Records:
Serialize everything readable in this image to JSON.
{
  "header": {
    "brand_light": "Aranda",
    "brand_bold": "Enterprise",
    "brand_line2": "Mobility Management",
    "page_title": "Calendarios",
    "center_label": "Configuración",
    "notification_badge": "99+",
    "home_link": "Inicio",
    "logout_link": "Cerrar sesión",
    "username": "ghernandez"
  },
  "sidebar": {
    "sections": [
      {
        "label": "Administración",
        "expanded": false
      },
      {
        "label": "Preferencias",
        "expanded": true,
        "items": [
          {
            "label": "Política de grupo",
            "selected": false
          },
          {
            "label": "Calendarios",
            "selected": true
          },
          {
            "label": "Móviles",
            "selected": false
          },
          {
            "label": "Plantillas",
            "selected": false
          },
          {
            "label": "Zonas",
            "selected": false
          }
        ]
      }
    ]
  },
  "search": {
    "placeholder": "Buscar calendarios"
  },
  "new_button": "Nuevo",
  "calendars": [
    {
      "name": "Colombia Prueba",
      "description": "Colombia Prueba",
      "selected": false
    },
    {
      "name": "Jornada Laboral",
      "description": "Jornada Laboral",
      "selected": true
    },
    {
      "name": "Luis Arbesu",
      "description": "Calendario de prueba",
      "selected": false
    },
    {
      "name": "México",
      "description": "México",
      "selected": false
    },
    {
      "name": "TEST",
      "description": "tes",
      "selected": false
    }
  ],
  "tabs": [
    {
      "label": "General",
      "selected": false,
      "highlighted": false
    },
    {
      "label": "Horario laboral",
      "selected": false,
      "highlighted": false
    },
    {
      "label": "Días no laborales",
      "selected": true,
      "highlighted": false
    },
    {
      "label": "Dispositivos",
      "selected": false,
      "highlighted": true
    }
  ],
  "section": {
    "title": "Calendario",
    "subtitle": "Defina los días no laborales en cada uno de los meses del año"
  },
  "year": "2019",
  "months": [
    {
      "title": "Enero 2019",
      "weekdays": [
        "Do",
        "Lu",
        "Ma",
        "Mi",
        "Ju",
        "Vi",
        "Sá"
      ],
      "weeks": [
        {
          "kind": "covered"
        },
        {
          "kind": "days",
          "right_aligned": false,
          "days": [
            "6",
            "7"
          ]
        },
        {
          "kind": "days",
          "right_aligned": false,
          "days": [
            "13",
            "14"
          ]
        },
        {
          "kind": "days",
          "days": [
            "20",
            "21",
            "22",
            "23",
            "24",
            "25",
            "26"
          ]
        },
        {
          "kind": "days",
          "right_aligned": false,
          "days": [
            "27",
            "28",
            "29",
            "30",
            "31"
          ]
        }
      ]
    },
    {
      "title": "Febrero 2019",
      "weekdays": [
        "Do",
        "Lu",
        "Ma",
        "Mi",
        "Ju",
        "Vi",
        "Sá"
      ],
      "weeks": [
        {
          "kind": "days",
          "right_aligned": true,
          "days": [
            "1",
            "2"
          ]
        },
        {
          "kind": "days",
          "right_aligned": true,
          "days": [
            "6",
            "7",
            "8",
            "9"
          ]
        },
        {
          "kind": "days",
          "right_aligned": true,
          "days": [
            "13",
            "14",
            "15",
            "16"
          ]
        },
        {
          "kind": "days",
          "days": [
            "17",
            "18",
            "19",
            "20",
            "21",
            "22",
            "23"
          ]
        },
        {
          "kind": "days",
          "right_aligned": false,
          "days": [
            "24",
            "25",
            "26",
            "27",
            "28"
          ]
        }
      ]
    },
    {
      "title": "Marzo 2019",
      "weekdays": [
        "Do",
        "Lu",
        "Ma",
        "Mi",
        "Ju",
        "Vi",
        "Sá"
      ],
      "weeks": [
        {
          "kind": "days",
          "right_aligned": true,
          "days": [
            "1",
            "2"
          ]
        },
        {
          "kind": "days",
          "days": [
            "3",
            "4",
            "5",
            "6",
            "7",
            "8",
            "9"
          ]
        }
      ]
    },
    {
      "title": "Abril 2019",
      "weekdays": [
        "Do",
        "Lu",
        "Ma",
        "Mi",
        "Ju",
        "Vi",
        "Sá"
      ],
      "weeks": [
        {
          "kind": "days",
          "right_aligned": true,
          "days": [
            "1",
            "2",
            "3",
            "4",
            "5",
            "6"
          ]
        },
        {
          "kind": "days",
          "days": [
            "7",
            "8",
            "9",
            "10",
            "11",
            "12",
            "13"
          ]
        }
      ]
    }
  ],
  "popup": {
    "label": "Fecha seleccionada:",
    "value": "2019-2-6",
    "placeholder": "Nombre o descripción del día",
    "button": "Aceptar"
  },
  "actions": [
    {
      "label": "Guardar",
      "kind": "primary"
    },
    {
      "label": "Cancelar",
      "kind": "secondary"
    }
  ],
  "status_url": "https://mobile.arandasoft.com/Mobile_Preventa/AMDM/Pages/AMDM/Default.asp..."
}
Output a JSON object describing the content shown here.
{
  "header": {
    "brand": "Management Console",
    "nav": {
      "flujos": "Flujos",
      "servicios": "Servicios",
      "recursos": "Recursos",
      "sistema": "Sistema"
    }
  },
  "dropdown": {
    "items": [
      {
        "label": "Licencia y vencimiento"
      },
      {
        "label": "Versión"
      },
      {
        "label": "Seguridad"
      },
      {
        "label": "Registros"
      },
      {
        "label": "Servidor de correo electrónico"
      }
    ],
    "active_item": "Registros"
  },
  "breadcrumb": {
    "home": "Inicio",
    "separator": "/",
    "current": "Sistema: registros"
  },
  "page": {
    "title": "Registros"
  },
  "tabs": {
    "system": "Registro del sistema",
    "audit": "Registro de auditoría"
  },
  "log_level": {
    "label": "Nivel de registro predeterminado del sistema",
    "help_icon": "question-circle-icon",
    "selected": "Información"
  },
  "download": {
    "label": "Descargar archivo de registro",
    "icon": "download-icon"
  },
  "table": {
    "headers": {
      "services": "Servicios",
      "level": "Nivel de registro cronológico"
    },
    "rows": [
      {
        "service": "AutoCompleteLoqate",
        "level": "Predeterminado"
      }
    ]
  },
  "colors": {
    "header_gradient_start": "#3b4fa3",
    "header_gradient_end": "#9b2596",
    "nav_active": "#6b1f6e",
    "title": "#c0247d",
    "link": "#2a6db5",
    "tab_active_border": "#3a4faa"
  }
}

What to do:
Each record should come back exactly as written.

Final result:
Serialize everything readable in this image to JSON.
{
  "header": {
    "brand_light": "Aranda",
    "brand_bold": "Enterprise",
    "brand_line2": "Mobility Management",
    "page_title": "Calendarios",
    "center_label": "Configuración",
    "notification_badge": "99+",
    "home_link": "Inicio",
    "logout_link": "Cerrar sesión",
    "username": "ghernandez"
  },
  "sidebar": {
    "sections": [
      {
        "label": "Administración",
        "expanded": false
      },
      {
        "label": "Preferencias",
        "expanded": true,
        "items": [
          {
            "label": "Política de grupo",
            "selected": false
          },
          {
            "label": "Calendarios",
            "selected": true
          },
          {
            "label": "Móviles",
            "selected": false
          },
          {
            "label": "Plantillas",
            "selected": false
          },
          {
            "label": "Zonas",
            "selected": false
          }
        ]
      }
    ]
  },
  "search": {
    "placeholder": "Buscar calendarios"
  },
  "new_button": "Nuevo",
  "calendars": [
    {
      "name": "Colombia Prueba",
      "description": "Colombia Prueba",
      "selected": false
    },
    {
      "name": "Jornada Laboral",
      "description": "Jornada Laboral",
      "selected": true
    },
    {
      "name": "Luis Arbesu",
      "description": "Calendario de prueba",
      "selected": false
    },
    {
      "name": "México",
      "description": "México",
      "selected": false
    },
    {
      "name": "TEST",
      "description": "tes",
      "selected": false
    }
  ],
  "tabs": [
    {
      "label": "General",
      "selected": false,
      "highlighted": false
    },
    {
      "label": "Horario laboral",
      "selected": false,
      "highlighted": false
    },
    {
      "label": "Días no laborales",
      "selected": true,
      "highlighted": false
    },
    {
      "label": "Dispositivos",
      "selected": false,
      "highlighted": true
    }
  ],
  "section": {
    "title": "Calendario",
    "subtitle": "Defina los días no laborales en cada uno de los meses del año"
  },
  "year": "2019",
  "months": [
    {
      "title": "Enero 2019",
      "weekdays": [
        "Do",
        "Lu",
        "Ma",
        "Mi",
        "Ju",
        "Vi",
        "Sá"
      ],
      "weeks": [
        {
          "kind": "covered"
        },
        {
          "kind": "days",
          "right_aligned": false,
          "days": [
            "6",
            "7"
          ]
        },
        {
          "kind": "days",
          "right_aligned": false,
          "days": [
            "13",
            "14"
          ]
        },
        {
          "kind": "days",
          "days": [
            "20",
            "21",
            "22",
            "23",
            "24",
            "25",
            "26"
          ]
        },
        {
          "kind": "days",
          "right_aligned": false,
          "days": [
            "27",
            "28",
            "29",
            "30",
            "31"
          ]
        }
      ]
    },
    {
      "title": "Febrero 2019",
      "weekdays": [
        "Do",
        "Lu",
        "Ma",
        "Mi",
        "Ju",
        "Vi",
        "Sá"
      ],
      "weeks": [
        {
          "kind": "days",
          "right_aligned": true,
          "days": [
            "1",
            "2"
          ]
        },
        {
          "kind": "days",
          "right_aligned": true,
          "days": [
            "6",
            "7",
            "8",
            "9"
          ]
        },
        {
          "kind": "days",
          "right_aligned": true,
          "days": [
            "13",
            "14",
            "15",
            "16"
          ]
        },
        {
          "kind": "days",
          "days": [
            "17",
            "18",
            "19",
            "20",
            "21",
            "22",
            "23"
          ]
        },
        {
          "kind": "days",
          "right_aligned": false,
          "days": [
            "24",
            "25",
            "26",
            "27",
            "28"
          ]
        }
      ]
    },
    {
      "title": "Marzo 2019",
      "weekdays": [
        "Do",
        "Lu",
        "Ma",
        "Mi",
        "Ju",
        "Vi",
        "Sá"
      ],
      "weeks": [
        {
          "kind": "days",
          "right_aligned": true,
          "days": [
            "1",
            "2"
          ]
        },
        {
          "kind": "days",
          "days": [
            "3",
            "4",
            "5",
            "6",
            "7",
            "8",
            "9"
          ]
        }
      ]
    },
    {
      "title": "Abril 2019",
      "weekdays": [
        "Do",
        "Lu",
        "Ma",
        "Mi",
        "Ju",
        "Vi",
        "Sá"
      ],
      "weeks": [
        {
          "kind": "days",
          "right_aligned": true,
          "days": [
            "1",
            "2",
            "3",
            "4",
            "5",
            "6"
          ]
        },
        {
          "kind": "days",
          "days": [
            "7",
            "8",
            "9",
            "10",
            "11",
            "12",
            "13"
          ]
        }
      ]
    }
  ],
  "popup": {
    "label": "Fecha seleccionada:",
    "value": "2019-2-6",
    "placeholder": "Nombre o descripción del día",
    "button": "Aceptar"
  },
  "actions": [
    {
      "label": "Guardar",
      "kind": "primary"
    },
    {
      "label": "Cancelar",
      "kind": "secondary"
    }
  ],
  "status_url": "https://mobile.arandasoft.com/Mobile_Preventa/AMDM/Pages/AMDM/Default.asp..."
}
Output a JSON object describing the content shown here.
{
  "header": {
    "brand": "Management Console",
    "nav": {
      "flujos": "Flujos",
      "servicios": "Servicios",
      "recursos": "Recursos",
      "sistema": "Sistema"
    }
  },
  "dropdown": {
    "items": [
      {
        "label": "Licencia y vencimiento"
      },
      {
        "label": "Versión"
      },
      {
        "label": "Seguridad"
      },
      {
        "label": "Registros"
      },
      {
        "label": "Servidor de correo electrónico"
      }
    ],
    "active_item": "Registros"
  },
  "breadcrumb": {
    "home": "Inicio",
    "separator": "/",
    "current": "Sistema: registros"
  },
  "page": {
    "title": "Registros"
  },
  "tabs": {
    "system": "Registro del sistema",
    "audit": "Registro de auditoría"
  },
  "log_level": {
    "label": "Nivel de registro predeterminado del sistema",
    "help_icon": "question-circle-icon",
    "selected": "Información"
  },
  "download": {
    "label": "Descargar archivo de registro",
    "icon": "download-icon"
  },
  "table": {
    "headers": {
      "services": "Servicios",
      "level": "Nivel de registro cronológico"
    },
    "rows": [
      {
        "service": "AutoCompleteLoqate",
        "level": "Predeterminado"
      }
    ]
  },
  "colors": {
    "header_gradient_start": "#3b4fa3",
    "header_gradient_end": "#9b2596",
    "nav_active": "#6b1f6e",
    "title": "#c0247d",
    "link": "#2a6db5",
    "tab_active_border": "#3a4faa"
  }
}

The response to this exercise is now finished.